▶ Task description: Exact transcription with no images: write out all of the entries below.

▶ Dataset listings of figures:
....

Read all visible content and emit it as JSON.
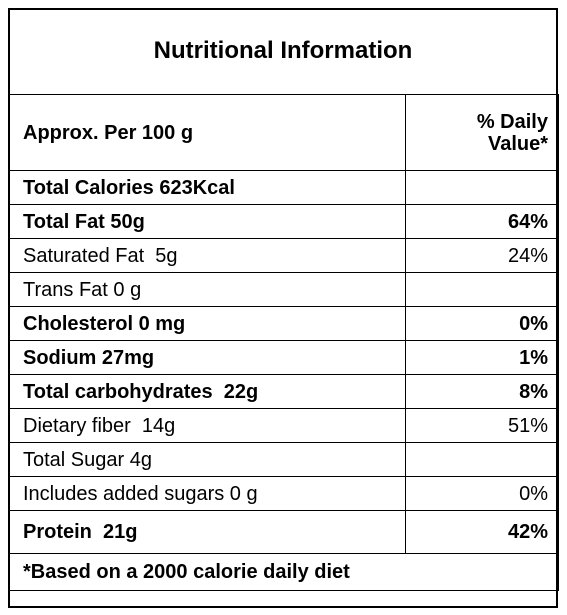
{
  "title": "Nutritional Information",
  "header_row": {
    "serving": "Approx. Per 100 g",
    "daily_value_line1": "% Daily",
    "daily_value_line2": "Value*"
  },
  "rows": [
    {
      "label": "Total Calories 623Kcal",
      "dv": "",
      "bold": true
    },
    {
      "label": "Total Fat 50g",
      "dv": "64%",
      "bold": true
    },
    {
      "label": "Saturated Fat  5g",
      "dv": "24%",
      "bold": false
    },
    {
      "label": "Trans Fat 0 g",
      "dv": "",
      "bold": false
    },
    {
      "label": "Cholesterol 0 mg",
      "dv": "0%",
      "bold": true
    },
    {
      "label": "Sodium 27mg",
      "dv": "1%",
      "bold": true
    },
    {
      "label": "Total carbohydrates  22g",
      "dv": "8%",
      "bold": true
    },
    {
      "label": "Dietary fiber  14g",
      "dv": "51%",
      "bold": false
    },
    {
      "label": "Total Sugar 4g",
      "dv": "",
      "bold": false
    },
    {
      "label": "Includes added sugars 0 g",
      "dv": "0%",
      "bold": false
    },
    {
      "label": "Protein  21g",
      "dv": "42%",
      "bold": true
    }
  ],
  "footnote": "*Based on a 2000 calorie daily diet"
}
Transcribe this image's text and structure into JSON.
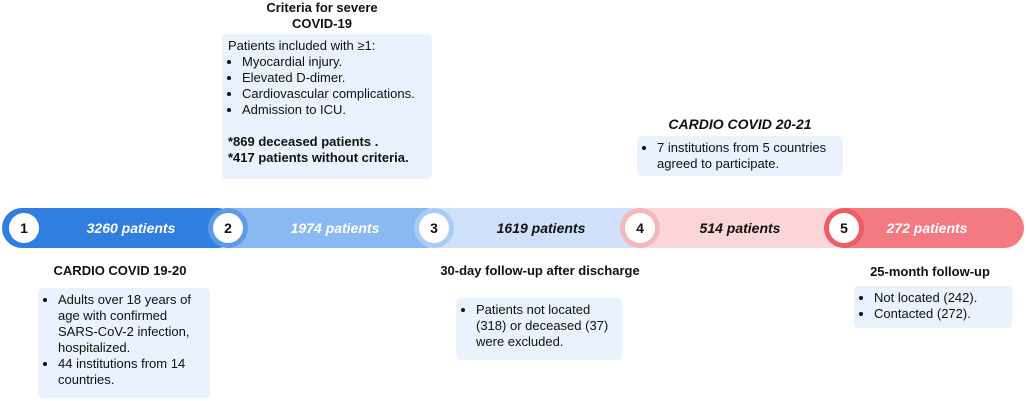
{
  "stages": [
    {
      "number": "1",
      "patients": "3260 patients",
      "color": "#2f7fe0"
    },
    {
      "number": "2",
      "patients": "1974 patients",
      "color": "#8ab8f1"
    },
    {
      "number": "3",
      "patients": "1619 patients",
      "color": "#cfe1fa"
    },
    {
      "number": "4",
      "patients": "514 patients",
      "color": "#fbd6d8"
    },
    {
      "number": "5",
      "patients": "272 patients",
      "color": "#f27a80"
    }
  ],
  "stage1": {
    "heading": "CARDIO COVID 19-20",
    "bullets": [
      "Adults over 18 years of age with confirmed SARS-CoV-2 infection, hospitalized.",
      "44 institutions from 14 countries."
    ]
  },
  "stage2": {
    "heading": "Criteria for severe COVID-19",
    "lead": "Patients included with ≥1:",
    "bullets": [
      "Myocardial injury.",
      "Elevated D-dimer.",
      "Cardiovascular complications.",
      "Admission to ICU."
    ],
    "notes": [
      "*869 deceased patients .",
      "*417 patients without criteria."
    ]
  },
  "stage3": {
    "heading": "30-day follow-up after discharge",
    "bullets": [
      "Patients not located (318) or deceased (37) were excluded."
    ]
  },
  "stage4": {
    "heading": "CARDIO COVID 20-21",
    "bullets": [
      "7 institutions from 5 countries agreed to participate."
    ]
  },
  "stage5": {
    "heading": "25-month follow-up",
    "bullets": [
      "Not located (242).",
      "Contacted (272)."
    ]
  }
}
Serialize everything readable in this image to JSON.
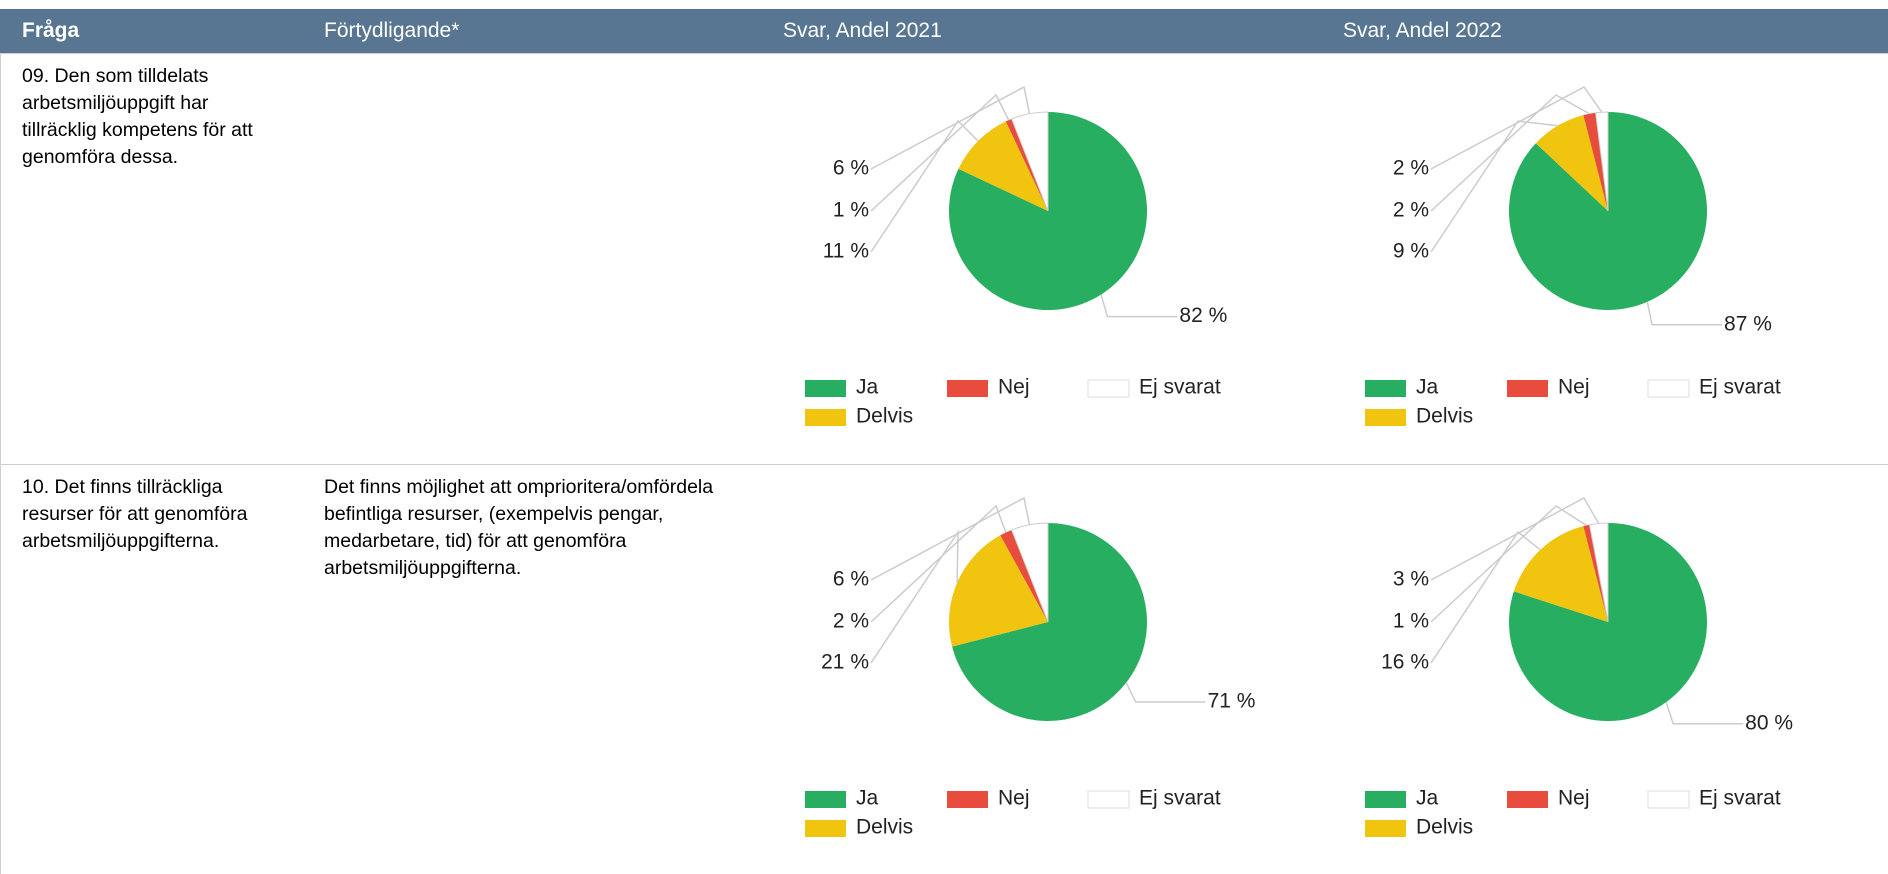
{
  "header": [
    "Fråga",
    "Förtydligande*",
    "Svar, Andel 2021",
    "Svar, Andel 2022"
  ],
  "rows": [
    {
      "question": "09. Den som tilldelats arbetsmiljöuppgift har tillräcklig kompetens för att genomföra dessa.",
      "charts": [
        {
          "type": "pie",
          "categories": [
            "Ja",
            "Delvis",
            "Nej",
            "Ej svarat"
          ],
          "values": [
            82,
            11,
            1,
            6
          ],
          "value_labels": [
            "82 %",
            "11 %",
            "1 %",
            "6 %"
          ],
          "colors": [
            "#27ae60",
            "#f1c40f",
            "#e74c3c",
            "#ffffff"
          ]
        },
        {
          "type": "pie",
          "categories": [
            "Ja",
            "Delvis",
            "Nej",
            "Ej svarat"
          ],
          "values": [
            87,
            9,
            2,
            2
          ],
          "value_labels": [
            "87 %",
            "9 %",
            "2 %",
            "2 %"
          ],
          "colors": [
            "#27ae60",
            "#f1c40f",
            "#e74c3c",
            "#ffffff"
          ]
        }
      ]
    },
    {
      "question": "10. Det finns tillräckliga resurser för att genomföra arbetsmiljöuppgifterna.",
      "clarification": "Det finns möjlighet att omprioritera/omfördela befintliga resurser, (exempelvis pengar, medarbetare, tid) för att genomföra arbetsmiljöuppgifterna.",
      "charts": [
        {
          "type": "pie",
          "categories": [
            "Ja",
            "Delvis",
            "Nej",
            "Ej svarat"
          ],
          "values": [
            71,
            21,
            2,
            6
          ],
          "value_labels": [
            "71 %",
            "21 %",
            "2 %",
            "6 %"
          ],
          "colors": [
            "#27ae60",
            "#f1c40f",
            "#e74c3c",
            "#ffffff"
          ]
        },
        {
          "type": "pie",
          "categories": [
            "Ja",
            "Delvis",
            "Nej",
            "Ej svarat"
          ],
          "values": [
            80,
            16,
            1,
            3
          ],
          "value_labels": [
            "80 %",
            "16 %",
            "1 %",
            "3 %"
          ],
          "colors": [
            "#27ae60",
            "#f1c40f",
            "#e74c3c",
            "#ffffff"
          ]
        }
      ]
    }
  ]
}
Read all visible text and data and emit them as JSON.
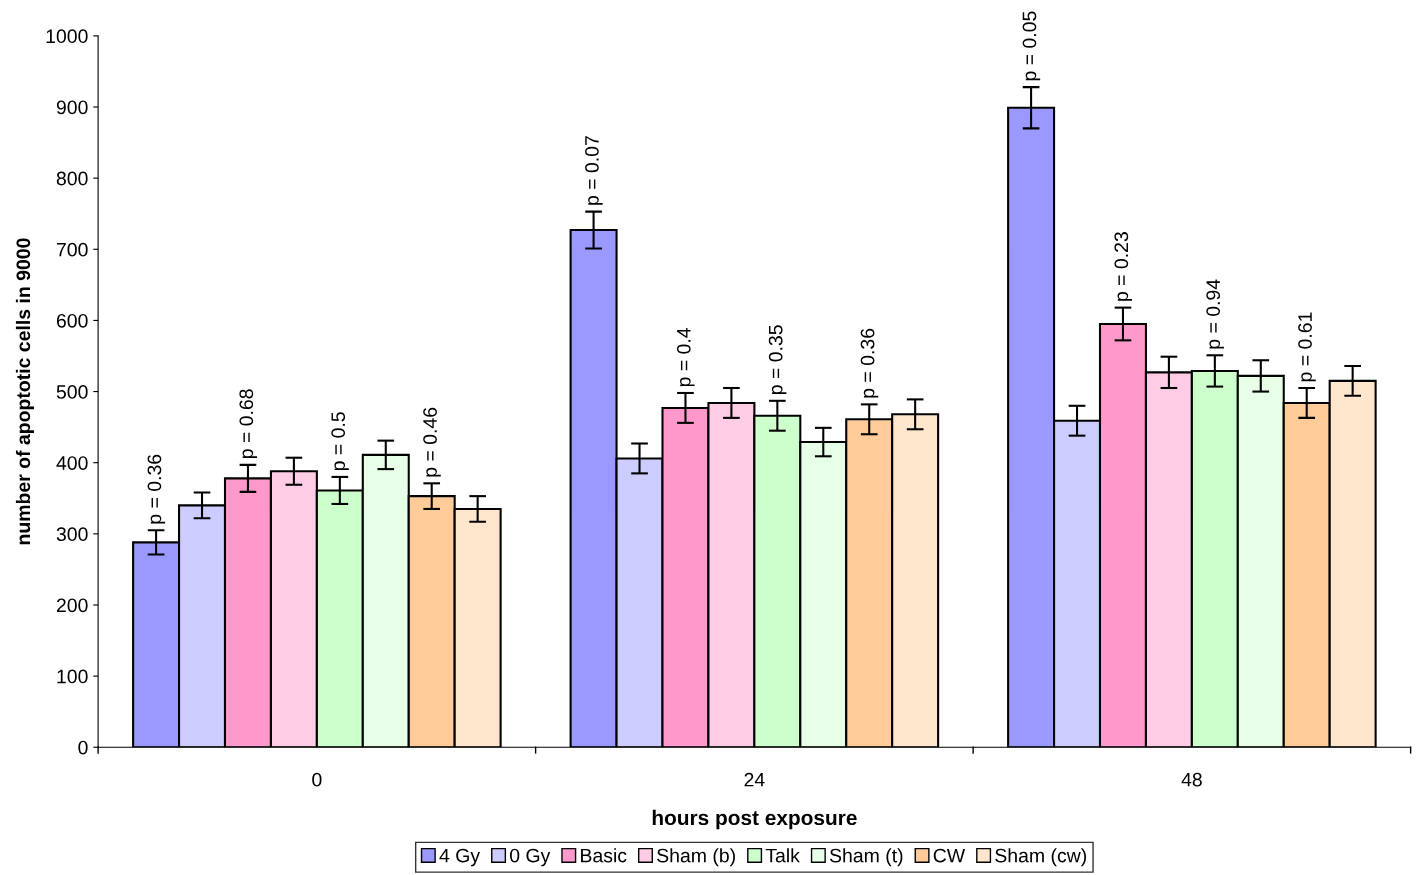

....

▶ Response below:
Read all visible content and emit it as JSON.
{
  "title": "Nutritional Information",
  "header_row": {
    "serving": "Approx. Per 100 g",
    "daily_value_line1": "% Daily",
    "daily_value_line2": "Value*"
  },
  "rows": [
    {
      "label": "Total Calories 623Kcal",
      "dv": "",
      "bold": true
    },
    {
      "label": "Total Fat 50g",
      "dv": "64%",
      "bold": true
    },
    {
      "label": "Saturated Fat  5g",
      "dv": "24%",
      "bold": false
    },
    {
      "label": "Trans Fat 0 g",
      "dv": "",
      "bold": false
    },
    {
      "label": "Cholesterol 0 mg",
      "dv": "0%",
      "bold": true
    },
    {
      "label": "Sodium 27mg",
      "dv": "1%",
      "bold": true
    },
    {
      "label": "Total carbohydrates  22g",
      "dv": "8%",
      "bold": true
    },
    {
      "label": "Dietary fiber  14g",
      "dv": "51%",
      "bold": false
    },
    {
      "label": "Total Sugar 4g",
      "dv": "",
      "bold": false
    },
    {
      "label": "Includes added sugars 0 g",
      "dv": "0%",
      "bold": false
    },
    {
      "label": "Protein  21g",
      "dv": "42%",
      "bold": true
    }
  ],
  "footnote": "*Based on a 2000 calorie daily diet"
}
Transcribe this image's text and structure into JSON.
{
  "stages": [
    {
      "number": "1",
      "patients": "3260 patients",
      "color": "#2f7fe0"
    },
    {
      "number": "2",
      "patients": "1974 patients",
      "color": "#8ab8f1"
    },
    {
      "number": "3",
      "patients": "1619 patients",
      "color": "#cfe1fa"
    },
    {
      "number": "4",
      "patients": "514 patients",
      "color": "#fbd6d8"
    },
    {
      "number": "5",
      "patients": "272 patients",
      "color": "#f27a80"
    }
  ],
  "stage1": {
    "heading": "CARDIO COVID 19-20",
    "bullets": [
      "Adults over 18 years of age with confirmed SARS-CoV-2 infection, hospitalized.",
      "44 institutions from 14 countries."
    ]
  },
  "stage2": {
    "heading": "Criteria for severe COVID-19",
    "lead": "Patients included with ≥1:",
    "bullets": [
      "Myocardial injury.",
      "Elevated D-dimer.",
      "Cardiovascular complications.",
      "Admission to ICU."
    ],
    "notes": [
      "*869 deceased patients .",
      "*417 patients without criteria."
    ]
  },
  "stage3": {
    "heading": "30-day follow-up after discharge",
    "bullets": [
      "Patients not located (318) or deceased (37) were excluded."
    ]
  },
  "stage4": {
    "heading": "CARDIO COVID 20-21",
    "bullets": [
      "7 institutions from 5 countries agreed to participate."
    ]
  },
  "stage5": {
    "heading": "25-month follow-up",
    "bullets": [
      "Not located (242).",
      "Contacted (272)."
    ]
  }
}
Serialize everything readable in this image to JSON.
{
  "header": [
    "Fråga",
    "Förtydligande*",
    "Svar, Andel 2021",
    "Svar, Andel 2022"
  ],
  "rows": [
    {
      "question": "09. Den som tilldelats arbetsmiljöuppgift har tillräcklig kompetens för att genomföra dessa.",
      "charts": [
        {
          "type": "pie",
          "categories": [
            "Ja",
            "Delvis",
            "Nej",
            "Ej svarat"
          ],
          "values": [
            82,
            11,
            1,
            6
          ],
          "value_labels": [
            "82 %",
            "11 %",
            "1 %",
            "6 %"
          ],
          "colors": [
            "#27ae60",
            "#f1c40f",
            "#e74c3c",
            "#ffffff"
          ]
        },
        {
          "type": "pie",
          "categories": [
            "Ja",
            "Delvis",
            "Nej",
            "Ej svarat"
          ],
          "values": [
            87,
            9,
            2,
            2
          ],
          "value_labels": [
            "87 %",
            "9 %",
            "2 %",
            "2 %"
          ],
          "colors": [
            "#27ae60",
            "#f1c40f",
            "#e74c3c",
            "#ffffff"
          ]
        }
      ]
    },
    {
      "question": "10. Det finns tillräckliga resurser för att genomföra arbetsmiljöuppgifterna.",
      "clarification": "Det finns möjlighet att omprioritera/omfördela befintliga resurser, (exempelvis pengar, medarbetare, tid) för att genomföra arbetsmiljöuppgifterna.",
      "charts": [
        {
          "type": "pie",
          "categories": [
            "Ja",
            "Delvis",
            "Nej",
            "Ej svarat"
          ],
          "values": [
            71,
            21,
            2,
            6
          ],
          "value_labels": [
            "71 %",
            "21 %",
            "2 %",
            "6 %"
          ],
          "colors": [
            "#27ae60",
            "#f1c40f",
            "#e74c3c",
            "#ffffff"
          ]
        },
        {
          "type": "pie",
          "categories": [
            "Ja",
            "Delvis",
            "Nej",
            "Ej svarat"
          ],
          "values": [
            80,
            16,
            1,
            3
          ],
          "value_labels": [
            "80 %",
            "16 %",
            "1 %",
            "3 %"
          ],
          "colors": [
            "#27ae60",
            "#f1c40f",
            "#e74c3c",
            "#ffffff"
          ]
        }
      ]
    }
  ]
}
Read all visible text and data and emit them as JSON.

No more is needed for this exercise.